• What the exercise asks:
From the listing below, pick out each line that contains the string "symbol" and copy those lines in full.

--- start of The data ---

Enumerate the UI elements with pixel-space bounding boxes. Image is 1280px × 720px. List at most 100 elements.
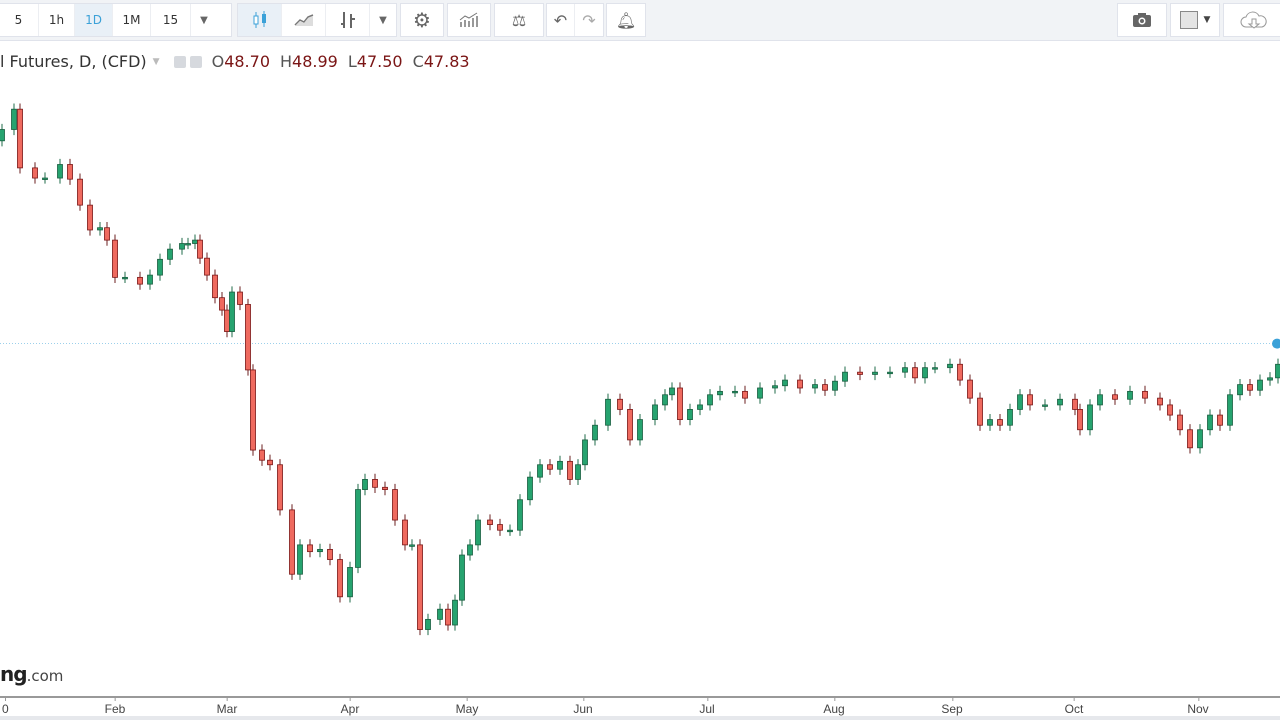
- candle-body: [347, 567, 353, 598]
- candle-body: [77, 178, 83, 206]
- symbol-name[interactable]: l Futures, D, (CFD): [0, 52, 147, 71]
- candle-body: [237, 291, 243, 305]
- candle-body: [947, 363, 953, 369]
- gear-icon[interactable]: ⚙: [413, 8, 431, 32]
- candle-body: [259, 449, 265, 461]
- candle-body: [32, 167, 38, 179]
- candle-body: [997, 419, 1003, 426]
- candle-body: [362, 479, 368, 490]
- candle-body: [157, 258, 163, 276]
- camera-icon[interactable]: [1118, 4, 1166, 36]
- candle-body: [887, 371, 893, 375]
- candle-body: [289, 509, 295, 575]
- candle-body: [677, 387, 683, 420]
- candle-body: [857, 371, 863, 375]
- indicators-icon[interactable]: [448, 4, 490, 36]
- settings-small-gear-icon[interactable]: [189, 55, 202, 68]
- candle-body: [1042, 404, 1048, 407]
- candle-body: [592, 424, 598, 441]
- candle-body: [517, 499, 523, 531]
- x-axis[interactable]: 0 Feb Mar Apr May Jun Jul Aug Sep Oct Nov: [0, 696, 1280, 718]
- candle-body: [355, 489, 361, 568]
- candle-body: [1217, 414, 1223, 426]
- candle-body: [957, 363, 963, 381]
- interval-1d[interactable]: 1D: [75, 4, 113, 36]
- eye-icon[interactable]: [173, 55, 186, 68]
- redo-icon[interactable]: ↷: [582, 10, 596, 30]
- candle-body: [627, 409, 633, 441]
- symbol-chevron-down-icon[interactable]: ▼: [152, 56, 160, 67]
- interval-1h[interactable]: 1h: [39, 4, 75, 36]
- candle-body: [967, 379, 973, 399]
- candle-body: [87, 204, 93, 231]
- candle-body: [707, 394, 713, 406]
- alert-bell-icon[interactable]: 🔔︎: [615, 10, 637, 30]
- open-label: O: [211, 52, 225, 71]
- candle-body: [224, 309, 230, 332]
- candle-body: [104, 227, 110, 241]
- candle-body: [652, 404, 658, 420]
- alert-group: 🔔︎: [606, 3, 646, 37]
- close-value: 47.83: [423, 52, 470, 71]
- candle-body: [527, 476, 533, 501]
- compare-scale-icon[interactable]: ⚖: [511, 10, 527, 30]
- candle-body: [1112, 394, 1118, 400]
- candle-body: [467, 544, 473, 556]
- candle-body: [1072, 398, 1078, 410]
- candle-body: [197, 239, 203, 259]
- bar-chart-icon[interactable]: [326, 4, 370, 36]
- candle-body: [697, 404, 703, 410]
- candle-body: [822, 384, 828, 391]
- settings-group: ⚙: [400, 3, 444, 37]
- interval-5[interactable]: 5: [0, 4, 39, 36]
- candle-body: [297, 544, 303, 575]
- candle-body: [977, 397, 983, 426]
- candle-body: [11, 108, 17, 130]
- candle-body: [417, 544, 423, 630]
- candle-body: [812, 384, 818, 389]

--- end of The data ---

• Worked answer:
- symbol-name[interactable]: l Futures, D, (CFD): [0, 52, 147, 71]
- symbol-chevron-down-icon[interactable]: ▼: [152, 56, 160, 67]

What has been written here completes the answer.